## start Data supplied
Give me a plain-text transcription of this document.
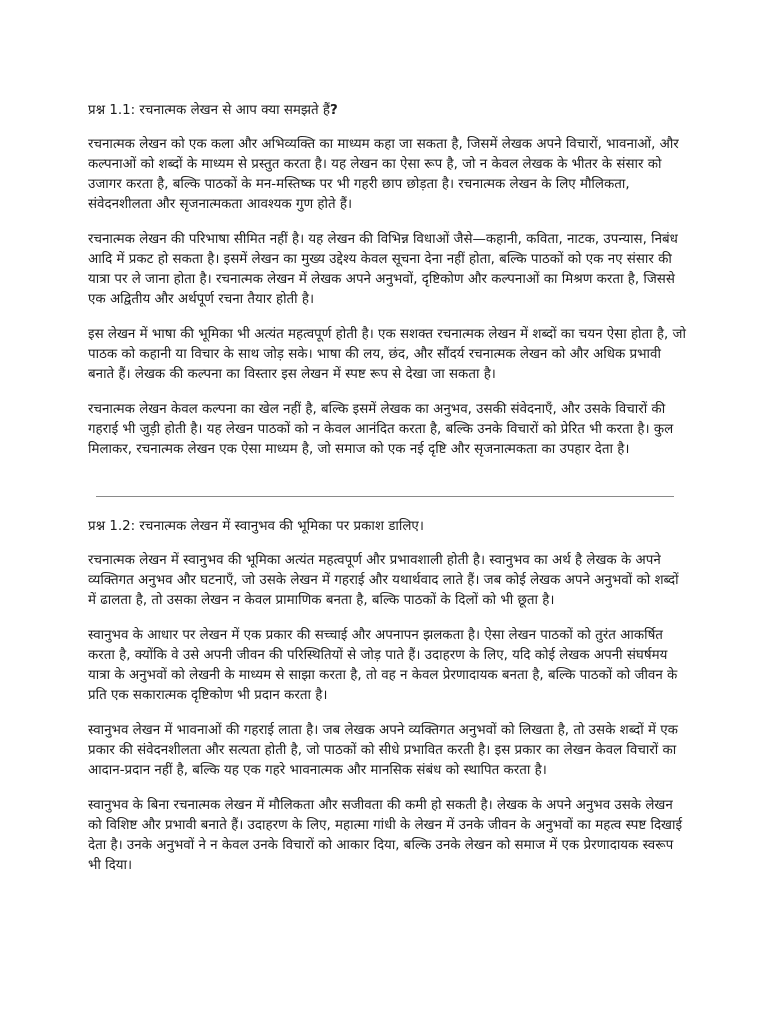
प्रश्न 1.1: रचनात्मक लेखन से आप क्या समझते हैं?

रचनात्मक लेखन को एक कला और अभिव्यक्ति का माध्यम कहा जा सकता है, जिसमें लेखक अपने विचारों, भावनाओं, और कल्पनाओं को शब्दों के माध्यम से प्रस्तुत करता है। यह लेखन का ऐसा रूप है, जो न केवल लेखक के भीतर के संसार को उजागर करता है, बल्कि पाठकों के मन-मस्तिष्क पर भी गहरी छाप छोड़ता है। रचनात्मक लेखन के लिए मौलिकता, संवेदनशीलता और सृजनात्मकता आवश्यक गुण होते हैं।

रचनात्मक लेखन की परिभाषा सीमित नहीं है। यह लेखन की विभिन्न विधाओं जैसे—कहानी, कविता, नाटक, उपन्यास, निबंध आदि में प्रकट हो सकता है। इसमें लेखन का मुख्य उद्देश्य केवल सूचना देना नहीं होता, बल्कि पाठकों को एक नए संसार की यात्रा पर ले जाना होता है। रचनात्मक लेखन में लेखक अपने अनुभवों, दृष्टिकोण और कल्पनाओं का मिश्रण करता है, जिससे एक अद्वितीय और अर्थपूर्ण रचना तैयार होती है।

इस लेखन में भाषा की भूमिका भी अत्यंत महत्वपूर्ण होती है। एक सशक्त रचनात्मक लेखन में शब्दों का चयन ऐसा होता है, जो पाठक को कहानी या विचार के साथ जोड़ सके। भाषा की लय, छंद, और सौंदर्य रचनात्मक लेखन को और अधिक प्रभावी बनाते हैं। लेखक की कल्पना का विस्तार इस लेखन में स्पष्ट रूप से देखा जा सकता है।

रचनात्मक लेखन केवल कल्पना का खेल नहीं है, बल्कि इसमें लेखक का अनुभव, उसकी संवेदनाएँ, और उसके विचारों की गहराई भी जुड़ी होती है। यह लेखन पाठकों को न केवल आनंदित करता है, बल्कि उनके विचारों को प्रेरित भी करता है। कुल मिलाकर, रचनात्मक लेखन एक ऐसा माध्यम है, जो समाज को एक नई दृष्टि और सृजनात्मकता का उपहार देता है।

प्रश्न 1.2: रचनात्मक लेखन में स्वानुभव की भूमिका पर प्रकाश डालिए।

रचनात्मक लेखन में स्वानुभव की भूमिका अत्यंत महत्वपूर्ण और प्रभावशाली होती है। स्वानुभव का अर्थ है लेखक के अपने व्यक्तिगत अनुभव और घटनाएँ, जो उसके लेखन में गहराई और यथार्थवाद लाते हैं। जब कोई लेखक अपने अनुभवों को शब्दों में ढालता है, तो उसका लेखन न केवल प्रामाणिक बनता है, बल्कि पाठकों के दिलों को भी छूता है।

स्वानुभव के आधार पर लेखन में एक प्रकार की सच्चाई और अपनापन झलकता है। ऐसा लेखन पाठकों को तुरंत आकर्षित करता है, क्योंकि वे उसे अपनी जीवन की परिस्थितियों से जोड़ पाते हैं। उदाहरण के लिए, यदि कोई लेखक अपनी संघर्षमय यात्रा के अनुभवों को लेखनी के माध्यम से साझा करता है, तो वह न केवल प्रेरणादायक बनता है, बल्कि पाठकों को जीवन के प्रति एक सकारात्मक दृष्टिकोण भी प्रदान करता है।

स्वानुभव लेखन में भावनाओं की गहराई लाता है। जब लेखक अपने व्यक्तिगत अनुभवों को लिखता है, तो उसके शब्दों में एक प्रकार की संवेदनशीलता और सत्यता होती है, जो पाठकों को सीधे प्रभावित करती है। इस प्रकार का लेखन केवल विचारों का आदान-प्रदान नहीं है, बल्कि यह एक गहरे भावनात्मक और मानसिक संबंध को स्थापित करता है।

स्वानुभव के बिना रचनात्मक लेखन में मौलिकता और सजीवता की कमी हो सकती है। लेखक के अपने अनुभव उसके लेखन को विशिष्ट और प्रभावी बनाते हैं। उदाहरण के लिए, महात्मा गांधी के लेखन में उनके जीवन के अनुभवों का महत्व स्पष्ट दिखाई देता है। उनके अनुभवों ने न केवल उनके विचारों को आकार दिया, बल्कि उनके लेखन को समाज में एक प्रेरणादायक स्वरूप भी दिया।
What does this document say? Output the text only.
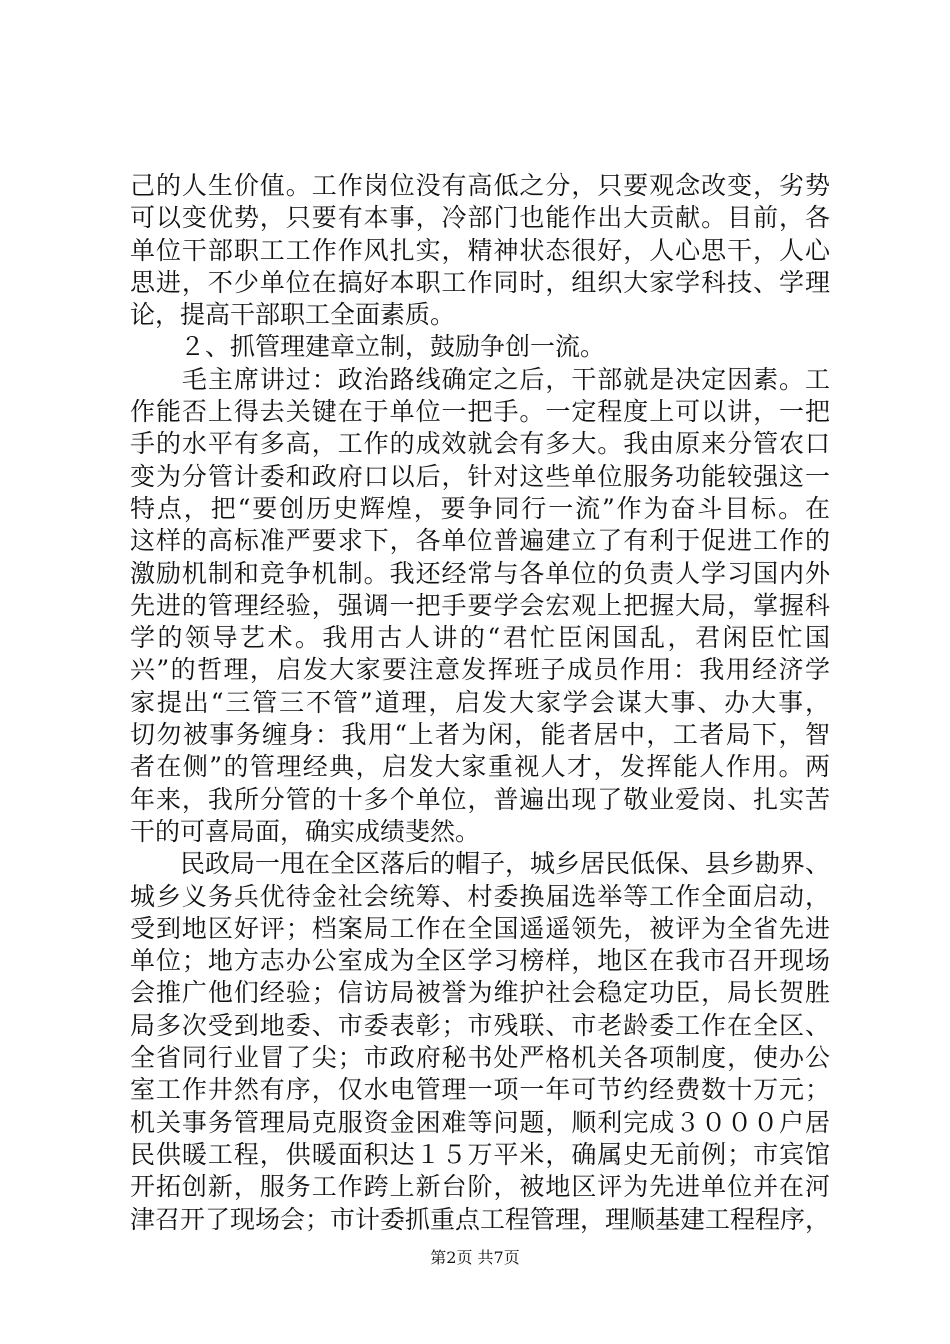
己的人生价值。工作岗位没有高低之分，只要观念改变，劣势
可以变优势，只要有本事，冷部门也能作出大贡献。目前，各
单位干部职工工作作风扎实，精神状态很好，人心思干，人心
思进，不少单位在搞好本职工作同时，组织大家学科技、学理
论，提高干部职工全面素质。
　　２、抓管理建章立制，鼓励争创一流。
　　毛主席讲过：政治路线确定之后，干部就是决定因素。工
作能否上得去关键在于单位一把手。一定程度上可以讲，一把
手的水平有多高，工作的成效就会有多大。我由原来分管农口
变为分管计委和政府口以后，针对这些单位服务功能较强这一
特点，把“要创历史辉煌，要争同行一流”作为奋斗目标。在
这样的高标准严要求下，各单位普遍建立了有利于促进工作的
激励机制和竞争机制。我还经常与各单位的负责人学习国内外
先进的管理经验，强调一把手要学会宏观上把握大局，掌握科
学的领导艺术。我用古人讲的“君忙臣闲国乱，君闲臣忙国
兴”的哲理，启发大家要注意发挥班子成员作用：我用经济学
家提出“三管三不管”道理，启发大家学会谋大事、办大事，
切勿被事务缠身：我用“上者为闲，能者居中，工者局下，智
者在侧”的管理经典，启发大家重视人才，发挥能人作用。两
年来，我所分管的十多个单位，普遍出现了敬业爱岗、扎实苦
干的可喜局面，确实成绩斐然。
　　民政局一甩在全区落后的帽子，城乡居民低保、县乡勘界、
城乡义务兵优待金社会统筹、村委换届选举等工作全面启动，
受到地区好评；档案局工作在全国遥遥领先，被评为全省先进
单位；地方志办公室成为全区学习榜样，地区在我市召开现场
会推广他们经验；信访局被誉为维护社会稳定功臣，局长贺胜
局多次受到地委、市委表彰；市残联、市老龄委工作在全区、
全省同行业冒了尖；市政府秘书处严格机关各项制度，使办公
室工作井然有序，仅水电管理一项一年可节约经费数十万元；
机关事务管理局克服资金困难等问题，顺利完成３０００户居
民供暖工程，供暖面积达１５万平米，确属史无前例；市宾馆
开拓创新，服务工作跨上新台阶，被地区评为先进单位并在河
津召开了现场会；市计委抓重点工程管理，理顺基建工程程序，
第2页 共7页
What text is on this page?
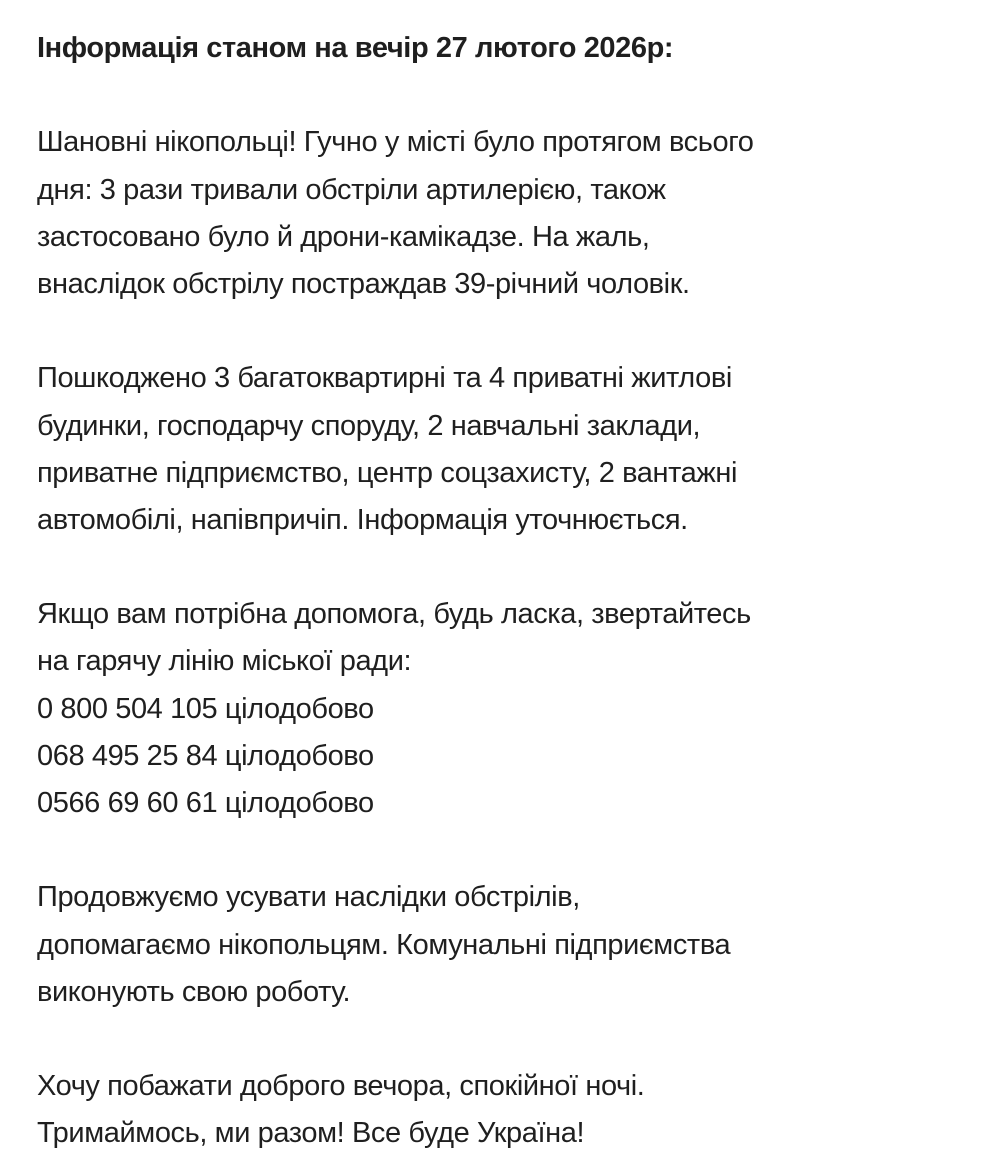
Інформація станом на вечір 27 лютого 2026р:
Шановні нікопольці! Гучно у місті було протягом всього
дня: 3 рази тривали обстріли артилерією, також
застосовано було й дрони-камікадзе. На жаль,
внаслідок обстрілу постраждав 39-річний чоловік.
Пошкоджено 3 багатоквартирні та 4 приватні житлові
будинки, господарчу споруду, 2 навчальні заклади,
приватне підприємство, центр соцзахисту, 2 вантажні
автомобілі, напівпричіп. Інформація уточнюється.
Якщо вам потрібна допомога, будь ласка, звертайтесь
на гарячу лінію міської ради:
0 800 504 105 цілодобово
068 495 25 84 цілодобово
0566 69 60 61 цілодобово
Продовжуємо усувати наслідки обстрілів,
допомагаємо нікопольцям. Комунальні підприємства
виконують свою роботу.
Хочу побажати доброго вечора, спокійної ночі.
Тримаймось, ми разом! Все буде Україна!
## end Data supplied
▶ _Job_:
Go through the listing above and write it out again exactly, dropping the pictures.

▶ _Solved problem_:
Give me a plain-text transcription of this document.
प्रश्न 1.1: रचनात्मक लेखन से आप क्या समझते हैं?

रचनात्मक लेखन को एक कला और अभिव्यक्ति का माध्यम कहा जा सकता है, जिसमें लेखक अपने विचारों, भावनाओं, और कल्पनाओं को शब्दों के माध्यम से प्रस्तुत करता है। यह लेखन का ऐसा रूप है, जो न केवल लेखक के भीतर के संसार को उजागर करता है, बल्कि पाठकों के मन-मस्तिष्क पर भी गहरी छाप छोड़ता है। रचनात्मक लेखन के लिए मौलिकता, संवेदनशीलता और सृजनात्मकता आवश्यक गुण होते हैं।

रचनात्मक लेखन की परिभाषा सीमित नहीं है। यह लेखन की विभिन्न विधाओं जैसे—कहानी, कविता, नाटक, उपन्यास, निबंध आदि में प्रकट हो सकता है। इसमें लेखन का मुख्य उद्देश्य केवल सूचना देना नहीं होता, बल्कि पाठकों को एक नए संसार की यात्रा पर ले जाना होता है। रचनात्मक लेखन में लेखक अपने अनुभवों, दृष्टिकोण और कल्पनाओं का मिश्रण करता है, जिससे एक अद्वितीय और अर्थपूर्ण रचना तैयार होती है।

इस लेखन में भाषा की भूमिका भी अत्यंत महत्वपूर्ण होती है। एक सशक्त रचनात्मक लेखन में शब्दों का चयन ऐसा होता है, जो पाठक को कहानी या विचार के साथ जोड़ सके। भाषा की लय, छंद, और सौंदर्य रचनात्मक लेखन को और अधिक प्रभावी बनाते हैं। लेखक की कल्पना का विस्तार इस लेखन में स्पष्ट रूप से देखा जा सकता है।

रचनात्मक लेखन केवल कल्पना का खेल नहीं है, बल्कि इसमें लेखक का अनुभव, उसकी संवेदनाएँ, और उसके विचारों की गहराई भी जुड़ी होती है। यह लेखन पाठकों को न केवल आनंदित करता है, बल्कि उनके विचारों को प्रेरित भी करता है। कुल मिलाकर, रचनात्मक लेखन एक ऐसा माध्यम है, जो समाज को एक नई दृष्टि और सृजनात्मकता का उपहार देता है।

प्रश्न 1.2: रचनात्मक लेखन में स्वानुभव की भूमिका पर प्रकाश डालिए।

रचनात्मक लेखन में स्वानुभव की भूमिका अत्यंत महत्वपूर्ण और प्रभावशाली होती है। स्वानुभव का अर्थ है लेखक के अपने व्यक्तिगत अनुभव और घटनाएँ, जो उसके लेखन में गहराई और यथार्थवाद लाते हैं। जब कोई लेखक अपने अनुभवों को शब्दों में ढालता है, तो उसका लेखन न केवल प्रामाणिक बनता है, बल्कि पाठकों के दिलों को भी छूता है।

स्वानुभव के आधार पर लेखन में एक प्रकार की सच्चाई और अपनापन झलकता है। ऐसा लेखन पाठकों को तुरंत आकर्षित करता है, क्योंकि वे उसे अपनी जीवन की परिस्थितियों से जोड़ पाते हैं। उदाहरण के लिए, यदि कोई लेखक अपनी संघर्षमय यात्रा के अनुभवों को लेखनी के माध्यम से साझा करता है, तो वह न केवल प्रेरणादायक बनता है, बल्कि पाठकों को जीवन के प्रति एक सकारात्मक दृष्टिकोण भी प्रदान करता है।

स्वानुभव लेखन में भावनाओं की गहराई लाता है। जब लेखक अपने व्यक्तिगत अनुभवों को लिखता है, तो उसके शब्दों में एक प्रकार की संवेदनशीलता और सत्यता होती है, जो पाठकों को सीधे प्रभावित करती है। इस प्रकार का लेखन केवल विचारों का आदान-प्रदान नहीं है, बल्कि यह एक गहरे भावनात्मक और मानसिक संबंध को स्थापित करता है।

स्वानुभव के बिना रचनात्मक लेखन में मौलिकता और सजीवता की कमी हो सकती है। लेखक के अपने अनुभव उसके लेखन को विशिष्ट और प्रभावी बनाते हैं। उदाहरण के लिए, महात्मा गांधी के लेखन में उनके जीवन के अनुभवों का महत्व स्पष्ट दिखाई देता है। उनके अनुभवों ने न केवल उनके विचारों को आकार दिया, बल्कि उनके लेखन को समाज में एक प्रेरणादायक स्वरूप भी दिया।
What does this document say? Output the text only.
己的人生价值。工作岗位没有高低之分，只要观念改变，劣势
可以变优势，只要有本事，冷部门也能作出大贡献。目前，各
单位干部职工工作作风扎实，精神状态很好，人心思干，人心
思进，不少单位在搞好本职工作同时，组织大家学科技、学理
论，提高干部职工全面素质。
　　２、抓管理建章立制，鼓励争创一流。
　　毛主席讲过：政治路线确定之后，干部就是决定因素。工
作能否上得去关键在于单位一把手。一定程度上可以讲，一把
手的水平有多高，工作的成效就会有多大。我由原来分管农口
变为分管计委和政府口以后，针对这些单位服务功能较强这一
特点，把“要创历史辉煌，要争同行一流”作为奋斗目标。在
这样的高标准严要求下，各单位普遍建立了有利于促进工作的
激励机制和竞争机制。我还经常与各单位的负责人学习国内外
先进的管理经验，强调一把手要学会宏观上把握大局，掌握科
学的领导艺术。我用古人讲的“君忙臣闲国乱，君闲臣忙国
兴”的哲理，启发大家要注意发挥班子成员作用：我用经济学
家提出“三管三不管”道理，启发大家学会谋大事、办大事，
切勿被事务缠身：我用“上者为闲，能者居中，工者局下，智
者在侧”的管理经典，启发大家重视人才，发挥能人作用。两
年来，我所分管的十多个单位，普遍出现了敬业爱岗、扎实苦
干的可喜局面，确实成绩斐然。
　　民政局一甩在全区落后的帽子，城乡居民低保、县乡勘界、
城乡义务兵优待金社会统筹、村委换届选举等工作全面启动，
受到地区好评；档案局工作在全国遥遥领先，被评为全省先进
单位；地方志办公室成为全区学习榜样，地区在我市召开现场
会推广他们经验；信访局被誉为维护社会稳定功臣，局长贺胜
局多次受到地委、市委表彰；市残联、市老龄委工作在全区、
全省同行业冒了尖；市政府秘书处严格机关各项制度，使办公
室工作井然有序，仅水电管理一项一年可节约经费数十万元；
机关事务管理局克服资金困难等问题，顺利完成３０００户居
民供暖工程，供暖面积达１５万平米，确属史无前例；市宾馆
开拓创新，服务工作跨上新台阶，被地区评为先进单位并在河
津召开了现场会；市计委抓重点工程管理，理顺基建工程程序，
第2页 共7页
What text is on this page?
Інформація станом на вечір 27 лютого 2026р:
Шановні нікопольці! Гучно у місті було протягом всього
дня: 3 рази тривали обстріли артилерією, також
застосовано було й дрони-камікадзе. На жаль,
внаслідок обстрілу постраждав 39-річний чоловік.
Пошкоджено 3 багатоквартирні та 4 приватні житлові
будинки, господарчу споруду, 2 навчальні заклади,
приватне підприємство, центр соцзахисту, 2 вантажні
автомобілі, напівпричіп. Інформація уточнюється.
Якщо вам потрібна допомога, будь ласка, звертайтесь
на гарячу лінію міської ради:
0 800 504 105 цілодобово
068 495 25 84 цілодобово
0566 69 60 61 цілодобово
Продовжуємо усувати наслідки обстрілів,
допомагаємо нікопольцям. Комунальні підприємства
виконують свою роботу.
Хочу побажати доброго вечора, спокійної ночі.
Тримаймось, ми разом! Все буде Україна!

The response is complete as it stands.